Selection ▸
━━━━━━━━━━━━━━━━━━━━━━━━━━━━━━

The mystery revolves around the disappearance of a teenage girl who may or may not have been kidnapped but has definitely gotten mixed up with some shady characters.

I learned a LOT about body language (“They shook hands, one of the best human customs going, to my way of thinking, although in my world we do some cool meet-and-greet stuff too”) and smells (“Sweat, human sweat, is a big subject.  There’s a kind that comes from exercise and has a fresh tangy smell.  Then there’s the kind that comes from not showering enough, less fresh, with faint non-human elements mixed in.  The kind that comes from fear–what I am smelling now–is somewhere in between”) and so much more (“I didn’t like the binoculars, especially when he put them up to his face, almost plugging his eyes in to the thing.  Humans were already a little too close to machines for my comfort”).

Spencer Quinn is the pseudonym for the prolific suspense/thriller writer Peter Abrahams whose novels you can find in our fiction section.

Hedy reviews “Every Man Dies Alone”

━━━━━━━━━━━━━━━━━━━━━━━━━━━━━━

Task instructions ▸
1. In the review, whose pseudonym is Spencer Quinn?
2. Quote word for word the part of the review that opens with the words containing "The mystery revolves" and closes with "some shady characters.".

Source material ▸
━━━━━━━━━━━━━━━━━━━━━━━━━━━━━━

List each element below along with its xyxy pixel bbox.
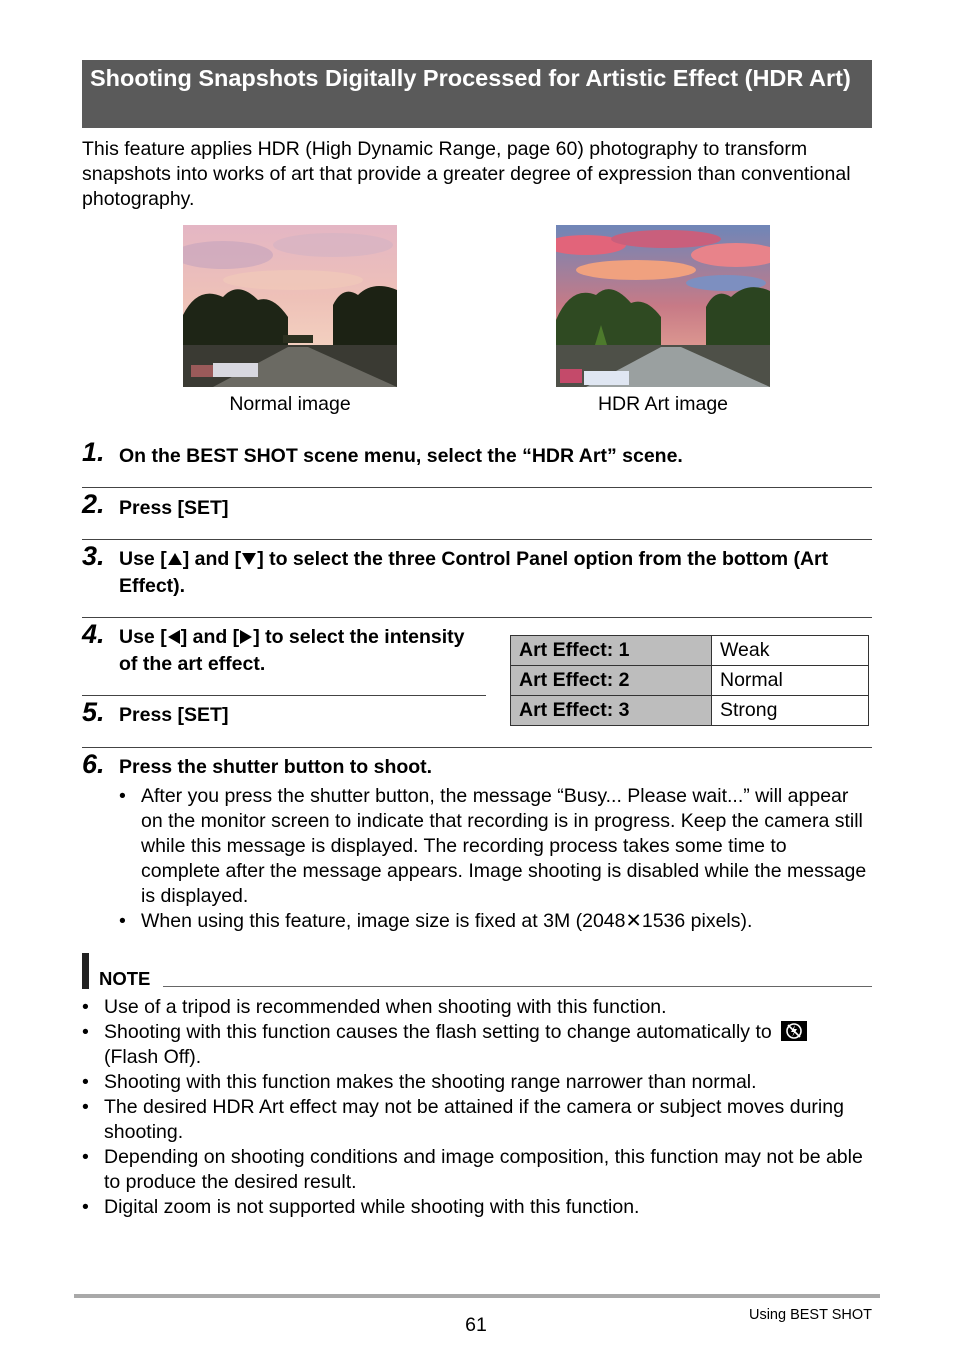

━━━━━━━━━━━━━━━━━━━━━━━━━━━━━━

Exercise solutions ▸
1. Spencer Quinn is the pseudonym of Peter Abrahams, a prolific suspense/thriller writer.

2.
The mystery revolves around the disappearance of a teenage girl who may or may not have been kidnapped but has definitely gotten mixed up with some shady characters.